Your answer should be a single number: the count of lines that include the word "trial".
::::::::
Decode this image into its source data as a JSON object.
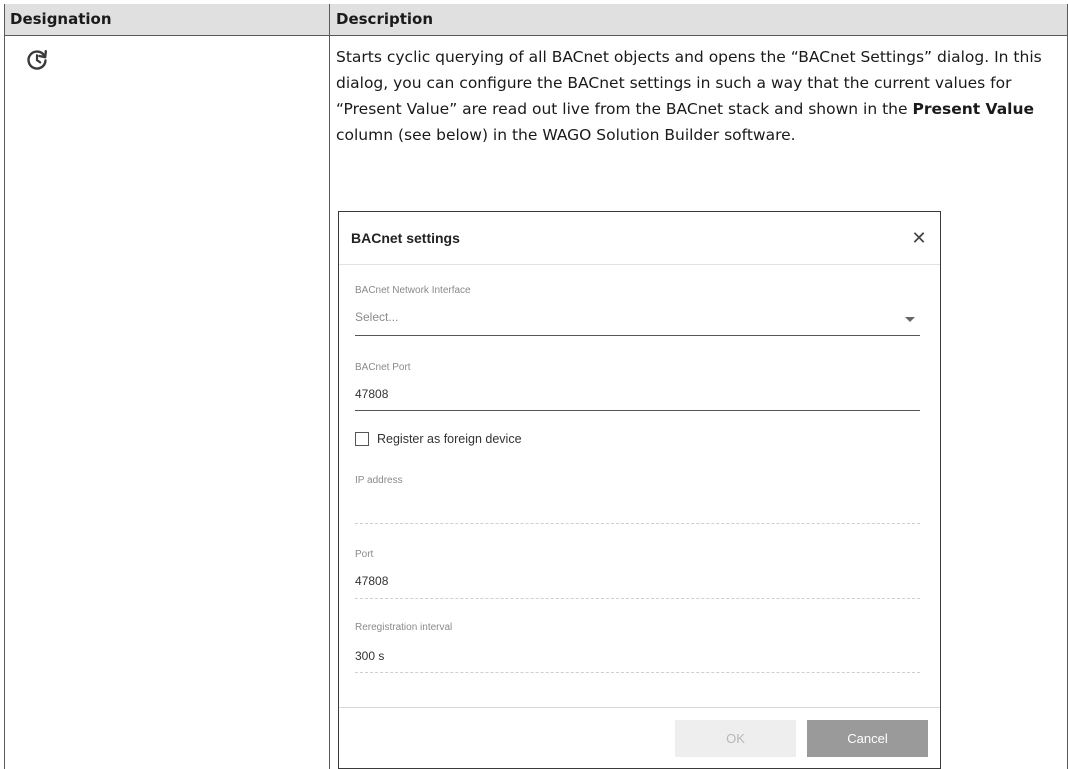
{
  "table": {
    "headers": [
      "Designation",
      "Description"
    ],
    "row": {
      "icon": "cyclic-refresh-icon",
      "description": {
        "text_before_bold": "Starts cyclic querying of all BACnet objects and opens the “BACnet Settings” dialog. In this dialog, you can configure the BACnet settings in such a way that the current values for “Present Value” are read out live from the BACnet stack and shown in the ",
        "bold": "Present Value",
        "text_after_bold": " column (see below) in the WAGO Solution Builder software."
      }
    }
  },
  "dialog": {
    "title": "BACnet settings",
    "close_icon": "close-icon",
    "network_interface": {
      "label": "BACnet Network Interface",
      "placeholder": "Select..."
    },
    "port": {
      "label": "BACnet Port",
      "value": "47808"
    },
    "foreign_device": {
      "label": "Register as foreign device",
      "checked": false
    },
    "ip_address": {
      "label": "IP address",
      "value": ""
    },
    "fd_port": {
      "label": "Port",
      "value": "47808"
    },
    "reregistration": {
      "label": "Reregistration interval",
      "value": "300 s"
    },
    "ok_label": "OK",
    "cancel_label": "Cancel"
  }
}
::::::::
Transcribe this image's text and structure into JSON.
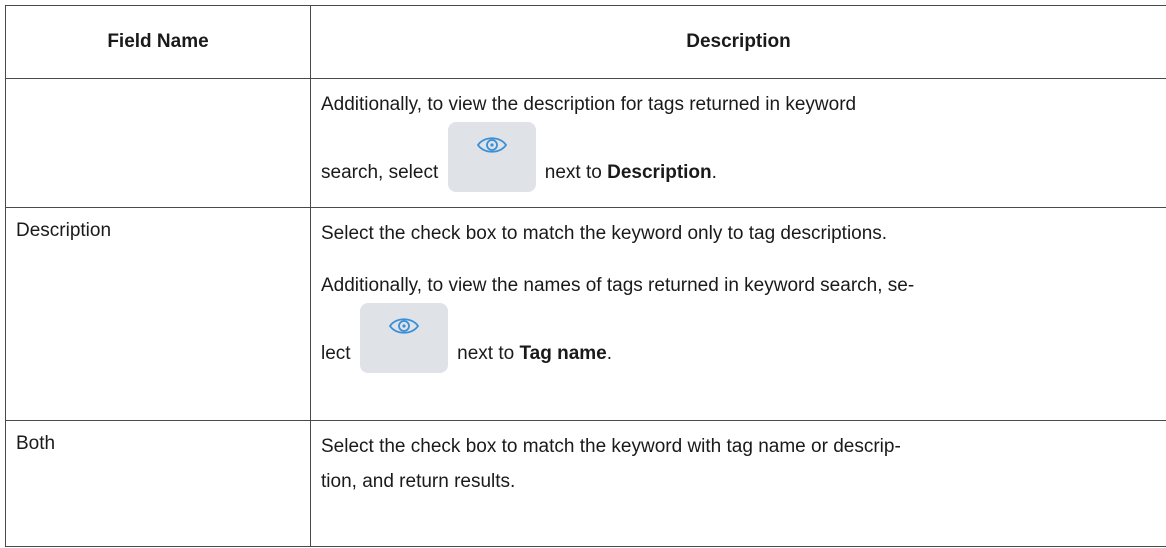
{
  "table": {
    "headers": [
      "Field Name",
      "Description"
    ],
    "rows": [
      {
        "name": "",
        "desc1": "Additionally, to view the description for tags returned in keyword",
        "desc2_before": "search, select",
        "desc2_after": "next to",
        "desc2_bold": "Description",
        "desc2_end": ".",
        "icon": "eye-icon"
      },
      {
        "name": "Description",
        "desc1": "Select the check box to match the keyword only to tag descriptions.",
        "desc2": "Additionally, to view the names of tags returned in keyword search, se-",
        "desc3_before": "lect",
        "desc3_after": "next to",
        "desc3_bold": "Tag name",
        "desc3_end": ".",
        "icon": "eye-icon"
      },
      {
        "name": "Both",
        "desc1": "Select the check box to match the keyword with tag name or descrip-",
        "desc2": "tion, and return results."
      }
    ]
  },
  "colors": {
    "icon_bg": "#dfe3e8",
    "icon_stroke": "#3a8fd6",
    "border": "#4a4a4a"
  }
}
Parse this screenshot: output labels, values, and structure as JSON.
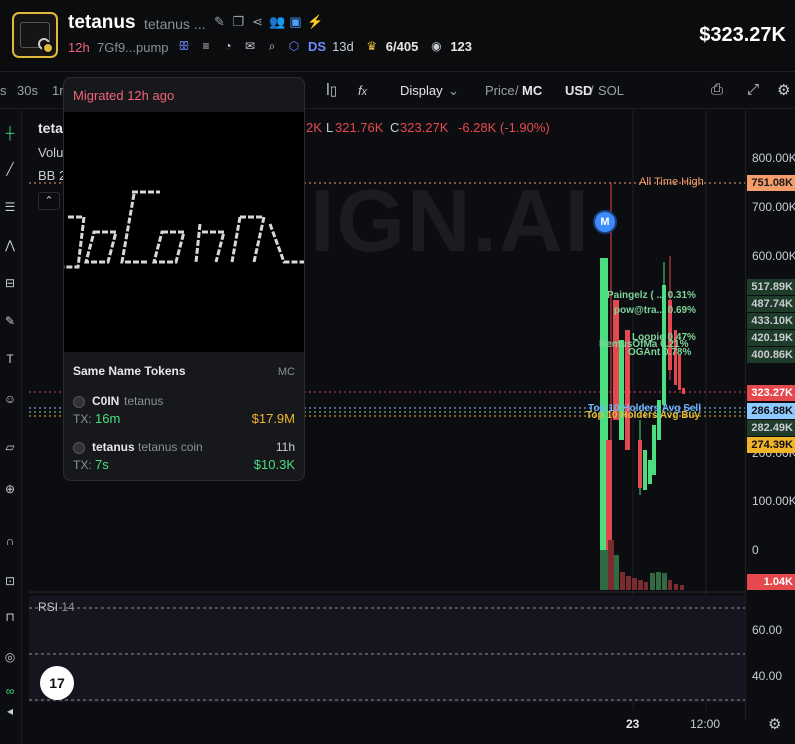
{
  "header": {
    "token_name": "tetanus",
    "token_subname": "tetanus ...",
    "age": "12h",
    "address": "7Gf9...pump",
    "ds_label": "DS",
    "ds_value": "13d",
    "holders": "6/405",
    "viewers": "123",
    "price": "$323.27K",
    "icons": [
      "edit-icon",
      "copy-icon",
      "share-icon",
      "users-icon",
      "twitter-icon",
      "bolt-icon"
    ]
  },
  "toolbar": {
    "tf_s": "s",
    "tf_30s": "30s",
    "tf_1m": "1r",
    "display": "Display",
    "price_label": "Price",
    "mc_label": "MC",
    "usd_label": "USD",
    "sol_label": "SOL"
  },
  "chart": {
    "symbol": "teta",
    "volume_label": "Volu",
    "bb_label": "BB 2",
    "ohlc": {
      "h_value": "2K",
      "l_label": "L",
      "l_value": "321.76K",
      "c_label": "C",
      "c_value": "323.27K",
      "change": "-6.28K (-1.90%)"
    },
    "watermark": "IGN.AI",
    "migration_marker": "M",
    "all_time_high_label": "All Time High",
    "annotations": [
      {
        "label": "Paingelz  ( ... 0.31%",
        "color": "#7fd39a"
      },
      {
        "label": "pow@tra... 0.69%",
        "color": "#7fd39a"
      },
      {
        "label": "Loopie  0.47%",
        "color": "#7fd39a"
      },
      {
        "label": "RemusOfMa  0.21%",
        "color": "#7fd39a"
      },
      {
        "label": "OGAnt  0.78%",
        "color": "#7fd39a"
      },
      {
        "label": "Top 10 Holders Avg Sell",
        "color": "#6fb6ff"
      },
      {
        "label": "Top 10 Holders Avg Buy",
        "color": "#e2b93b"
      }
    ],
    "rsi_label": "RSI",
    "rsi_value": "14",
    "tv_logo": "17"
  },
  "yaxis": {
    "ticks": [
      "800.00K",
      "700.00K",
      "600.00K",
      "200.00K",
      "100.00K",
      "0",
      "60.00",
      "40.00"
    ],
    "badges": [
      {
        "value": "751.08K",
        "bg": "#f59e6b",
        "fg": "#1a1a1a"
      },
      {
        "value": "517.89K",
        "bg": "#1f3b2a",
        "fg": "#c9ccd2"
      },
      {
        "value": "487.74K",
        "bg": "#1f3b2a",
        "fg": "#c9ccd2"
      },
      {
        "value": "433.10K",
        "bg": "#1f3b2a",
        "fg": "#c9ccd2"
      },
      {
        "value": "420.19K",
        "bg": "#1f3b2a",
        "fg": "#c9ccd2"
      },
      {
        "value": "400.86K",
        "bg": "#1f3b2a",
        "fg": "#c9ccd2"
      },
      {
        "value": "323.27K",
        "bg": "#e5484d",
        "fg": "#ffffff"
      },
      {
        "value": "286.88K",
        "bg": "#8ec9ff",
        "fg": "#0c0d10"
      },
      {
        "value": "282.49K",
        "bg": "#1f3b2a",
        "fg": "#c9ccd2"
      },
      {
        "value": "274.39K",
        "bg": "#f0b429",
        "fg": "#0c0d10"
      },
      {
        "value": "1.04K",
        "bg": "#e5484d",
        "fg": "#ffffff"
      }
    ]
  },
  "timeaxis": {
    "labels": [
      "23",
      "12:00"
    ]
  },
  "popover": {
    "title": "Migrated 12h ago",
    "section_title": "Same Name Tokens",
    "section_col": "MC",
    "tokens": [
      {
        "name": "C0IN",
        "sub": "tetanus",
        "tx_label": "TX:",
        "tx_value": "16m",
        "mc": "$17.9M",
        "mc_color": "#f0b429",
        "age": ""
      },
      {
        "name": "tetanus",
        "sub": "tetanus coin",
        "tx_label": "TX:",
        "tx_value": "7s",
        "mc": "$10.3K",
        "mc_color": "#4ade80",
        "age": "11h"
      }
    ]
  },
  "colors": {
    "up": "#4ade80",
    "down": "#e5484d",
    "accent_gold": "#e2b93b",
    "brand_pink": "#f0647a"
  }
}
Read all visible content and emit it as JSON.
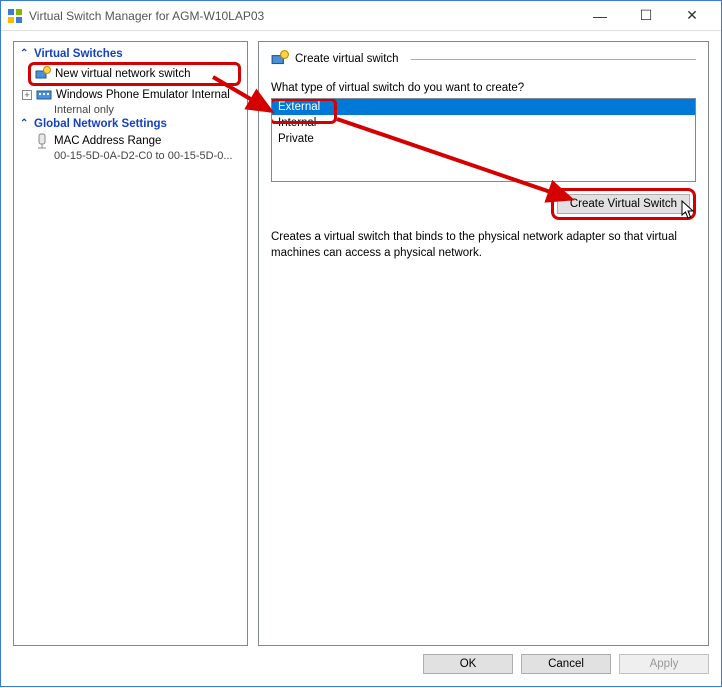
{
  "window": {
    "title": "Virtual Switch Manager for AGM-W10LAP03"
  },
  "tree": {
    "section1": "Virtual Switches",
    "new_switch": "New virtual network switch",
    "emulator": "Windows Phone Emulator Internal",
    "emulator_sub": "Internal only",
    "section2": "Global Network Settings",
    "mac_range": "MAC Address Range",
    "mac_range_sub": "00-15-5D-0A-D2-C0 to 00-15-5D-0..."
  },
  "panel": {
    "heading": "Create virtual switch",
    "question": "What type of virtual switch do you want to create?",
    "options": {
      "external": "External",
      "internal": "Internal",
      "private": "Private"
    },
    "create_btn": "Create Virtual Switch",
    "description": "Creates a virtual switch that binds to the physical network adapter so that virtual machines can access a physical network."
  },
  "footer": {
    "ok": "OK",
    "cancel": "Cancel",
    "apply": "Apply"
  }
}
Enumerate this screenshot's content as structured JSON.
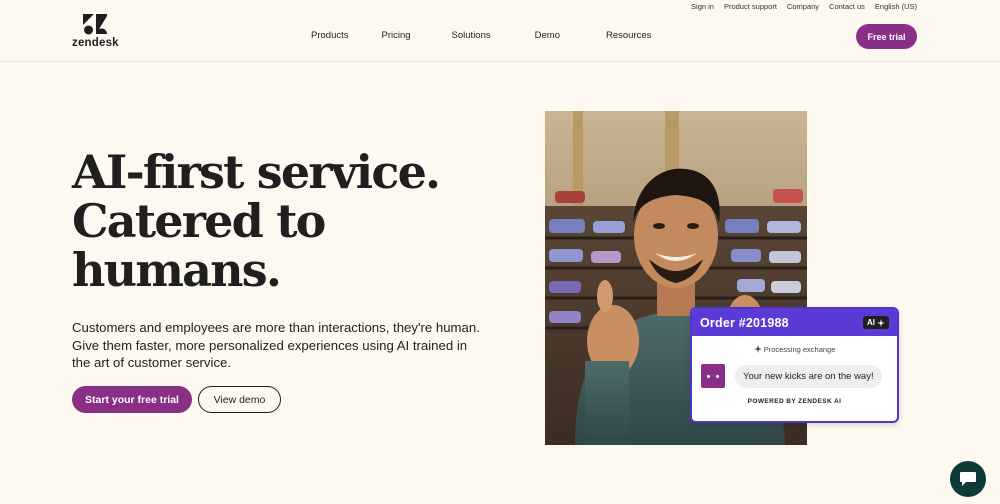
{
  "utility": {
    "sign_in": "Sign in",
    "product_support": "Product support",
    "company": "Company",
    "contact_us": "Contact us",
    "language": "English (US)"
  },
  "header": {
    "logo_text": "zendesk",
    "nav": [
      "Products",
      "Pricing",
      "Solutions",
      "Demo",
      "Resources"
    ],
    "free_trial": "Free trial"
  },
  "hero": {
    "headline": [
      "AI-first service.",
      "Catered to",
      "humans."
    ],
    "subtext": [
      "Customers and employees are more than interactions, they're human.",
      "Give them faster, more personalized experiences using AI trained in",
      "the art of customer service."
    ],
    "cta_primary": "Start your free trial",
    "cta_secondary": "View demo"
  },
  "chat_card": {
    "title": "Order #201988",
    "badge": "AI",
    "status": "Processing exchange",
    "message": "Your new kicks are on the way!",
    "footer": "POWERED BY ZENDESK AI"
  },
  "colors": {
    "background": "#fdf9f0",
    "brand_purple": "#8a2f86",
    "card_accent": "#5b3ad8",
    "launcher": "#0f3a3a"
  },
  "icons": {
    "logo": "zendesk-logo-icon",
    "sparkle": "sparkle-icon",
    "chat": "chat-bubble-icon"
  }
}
::::::::
> **Response**
2